- _Task instructions_
Give the number of lines holding the string "play" and nothing more.

begin Extracted information

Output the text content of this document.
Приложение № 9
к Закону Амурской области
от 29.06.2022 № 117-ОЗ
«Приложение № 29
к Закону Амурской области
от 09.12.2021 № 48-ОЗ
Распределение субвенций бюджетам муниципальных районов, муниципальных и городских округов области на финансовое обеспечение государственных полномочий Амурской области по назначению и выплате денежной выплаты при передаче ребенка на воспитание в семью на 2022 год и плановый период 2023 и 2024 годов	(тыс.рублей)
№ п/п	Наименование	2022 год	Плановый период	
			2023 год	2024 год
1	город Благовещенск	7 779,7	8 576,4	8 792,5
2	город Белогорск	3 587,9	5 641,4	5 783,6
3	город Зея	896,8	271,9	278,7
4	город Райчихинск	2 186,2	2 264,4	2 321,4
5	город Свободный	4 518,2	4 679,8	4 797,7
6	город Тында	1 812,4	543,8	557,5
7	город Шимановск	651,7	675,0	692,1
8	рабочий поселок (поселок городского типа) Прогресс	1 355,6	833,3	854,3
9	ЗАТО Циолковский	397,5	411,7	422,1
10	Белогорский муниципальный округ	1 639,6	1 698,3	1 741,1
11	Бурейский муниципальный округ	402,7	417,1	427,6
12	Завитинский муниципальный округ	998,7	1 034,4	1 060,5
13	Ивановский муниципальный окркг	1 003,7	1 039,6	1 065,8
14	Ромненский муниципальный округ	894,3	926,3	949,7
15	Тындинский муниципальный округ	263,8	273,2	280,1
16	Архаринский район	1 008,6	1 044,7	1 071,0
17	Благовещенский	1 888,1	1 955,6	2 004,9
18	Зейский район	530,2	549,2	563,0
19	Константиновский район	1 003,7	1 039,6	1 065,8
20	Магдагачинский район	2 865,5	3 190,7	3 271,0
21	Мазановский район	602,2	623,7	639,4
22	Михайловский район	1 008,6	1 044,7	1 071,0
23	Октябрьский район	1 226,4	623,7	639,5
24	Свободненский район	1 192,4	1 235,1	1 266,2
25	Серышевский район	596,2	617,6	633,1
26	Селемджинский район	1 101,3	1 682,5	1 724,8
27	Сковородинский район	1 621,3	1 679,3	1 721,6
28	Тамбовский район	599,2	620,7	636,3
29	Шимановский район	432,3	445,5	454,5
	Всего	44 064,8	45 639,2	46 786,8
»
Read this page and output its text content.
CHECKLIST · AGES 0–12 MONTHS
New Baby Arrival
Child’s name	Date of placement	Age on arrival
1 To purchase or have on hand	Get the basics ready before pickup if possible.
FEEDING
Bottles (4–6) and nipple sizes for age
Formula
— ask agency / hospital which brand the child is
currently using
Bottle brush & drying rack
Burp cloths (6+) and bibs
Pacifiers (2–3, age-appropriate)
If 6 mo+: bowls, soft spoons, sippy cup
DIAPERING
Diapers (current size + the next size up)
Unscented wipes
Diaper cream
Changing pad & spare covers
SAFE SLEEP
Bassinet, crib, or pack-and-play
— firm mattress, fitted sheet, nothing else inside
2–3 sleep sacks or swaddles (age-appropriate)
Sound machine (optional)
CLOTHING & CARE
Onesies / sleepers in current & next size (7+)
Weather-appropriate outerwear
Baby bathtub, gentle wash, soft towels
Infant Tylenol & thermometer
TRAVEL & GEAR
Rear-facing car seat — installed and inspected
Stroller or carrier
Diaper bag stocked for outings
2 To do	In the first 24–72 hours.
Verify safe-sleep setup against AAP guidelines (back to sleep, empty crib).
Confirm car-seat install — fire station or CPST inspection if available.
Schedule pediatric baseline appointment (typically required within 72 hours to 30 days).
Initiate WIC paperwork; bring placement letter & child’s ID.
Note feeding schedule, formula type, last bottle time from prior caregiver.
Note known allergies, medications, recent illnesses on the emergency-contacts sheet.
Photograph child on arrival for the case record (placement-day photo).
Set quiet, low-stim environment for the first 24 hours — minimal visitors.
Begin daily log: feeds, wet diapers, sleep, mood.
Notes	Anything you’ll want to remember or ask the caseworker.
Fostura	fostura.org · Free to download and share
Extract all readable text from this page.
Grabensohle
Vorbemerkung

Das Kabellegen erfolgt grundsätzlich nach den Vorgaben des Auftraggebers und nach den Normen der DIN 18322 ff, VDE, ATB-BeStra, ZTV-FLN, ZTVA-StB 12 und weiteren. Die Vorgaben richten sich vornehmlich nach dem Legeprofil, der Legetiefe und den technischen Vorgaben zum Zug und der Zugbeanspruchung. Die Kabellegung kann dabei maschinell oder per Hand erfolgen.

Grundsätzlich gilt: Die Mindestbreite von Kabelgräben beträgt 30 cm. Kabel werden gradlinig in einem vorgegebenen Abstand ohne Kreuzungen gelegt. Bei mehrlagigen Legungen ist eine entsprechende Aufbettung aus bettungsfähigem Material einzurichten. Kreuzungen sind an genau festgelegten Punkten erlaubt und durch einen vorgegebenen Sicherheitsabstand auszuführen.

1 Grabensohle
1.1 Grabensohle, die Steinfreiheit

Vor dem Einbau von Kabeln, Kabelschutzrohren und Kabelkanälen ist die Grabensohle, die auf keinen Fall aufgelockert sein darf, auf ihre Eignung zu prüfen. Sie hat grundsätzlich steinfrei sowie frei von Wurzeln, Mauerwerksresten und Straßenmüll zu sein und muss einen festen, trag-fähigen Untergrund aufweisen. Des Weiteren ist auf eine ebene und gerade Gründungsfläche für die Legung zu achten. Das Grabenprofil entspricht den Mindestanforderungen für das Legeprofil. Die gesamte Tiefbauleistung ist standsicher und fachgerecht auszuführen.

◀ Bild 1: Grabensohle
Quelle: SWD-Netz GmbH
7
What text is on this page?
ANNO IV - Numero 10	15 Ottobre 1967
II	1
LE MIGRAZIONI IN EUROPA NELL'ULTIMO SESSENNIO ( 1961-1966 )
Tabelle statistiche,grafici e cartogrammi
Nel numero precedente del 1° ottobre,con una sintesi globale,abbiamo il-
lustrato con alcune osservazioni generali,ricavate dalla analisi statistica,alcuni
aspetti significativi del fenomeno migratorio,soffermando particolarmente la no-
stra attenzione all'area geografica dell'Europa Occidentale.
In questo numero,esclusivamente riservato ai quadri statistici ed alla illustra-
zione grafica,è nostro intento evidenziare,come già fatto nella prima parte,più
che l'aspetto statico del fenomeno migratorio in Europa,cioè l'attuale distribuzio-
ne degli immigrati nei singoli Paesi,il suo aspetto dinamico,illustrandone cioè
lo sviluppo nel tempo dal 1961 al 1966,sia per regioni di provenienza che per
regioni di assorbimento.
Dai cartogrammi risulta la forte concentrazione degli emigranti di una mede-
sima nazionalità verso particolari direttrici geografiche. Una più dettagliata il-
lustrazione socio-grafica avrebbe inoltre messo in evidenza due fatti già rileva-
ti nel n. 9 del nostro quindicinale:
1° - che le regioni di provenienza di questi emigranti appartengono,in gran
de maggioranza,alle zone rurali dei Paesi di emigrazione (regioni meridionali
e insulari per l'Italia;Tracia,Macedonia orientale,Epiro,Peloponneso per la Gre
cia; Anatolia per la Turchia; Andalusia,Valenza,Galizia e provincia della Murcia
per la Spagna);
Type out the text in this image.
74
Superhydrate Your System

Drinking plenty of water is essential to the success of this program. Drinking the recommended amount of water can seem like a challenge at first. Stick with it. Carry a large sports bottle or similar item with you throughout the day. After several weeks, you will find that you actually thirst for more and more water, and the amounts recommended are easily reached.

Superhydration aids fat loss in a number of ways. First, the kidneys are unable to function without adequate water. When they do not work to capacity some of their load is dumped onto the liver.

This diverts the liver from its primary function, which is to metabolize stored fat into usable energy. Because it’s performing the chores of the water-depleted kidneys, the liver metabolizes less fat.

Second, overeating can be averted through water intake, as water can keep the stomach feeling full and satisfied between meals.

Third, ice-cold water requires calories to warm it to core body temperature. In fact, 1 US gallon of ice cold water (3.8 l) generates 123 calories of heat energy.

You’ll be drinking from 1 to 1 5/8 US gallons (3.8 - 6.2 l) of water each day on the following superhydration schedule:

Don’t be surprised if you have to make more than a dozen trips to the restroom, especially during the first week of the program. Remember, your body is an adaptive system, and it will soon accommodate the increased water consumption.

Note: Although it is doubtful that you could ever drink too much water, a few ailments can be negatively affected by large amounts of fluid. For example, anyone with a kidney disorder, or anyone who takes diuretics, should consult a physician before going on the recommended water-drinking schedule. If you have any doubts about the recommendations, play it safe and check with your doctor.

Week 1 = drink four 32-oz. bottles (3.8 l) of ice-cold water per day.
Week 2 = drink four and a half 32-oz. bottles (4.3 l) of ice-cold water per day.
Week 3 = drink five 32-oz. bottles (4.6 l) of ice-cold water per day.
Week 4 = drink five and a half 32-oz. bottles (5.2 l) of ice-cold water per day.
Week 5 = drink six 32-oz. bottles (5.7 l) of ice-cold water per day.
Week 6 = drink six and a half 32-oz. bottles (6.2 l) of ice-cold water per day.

end Extracted information

- _Problem solution_
2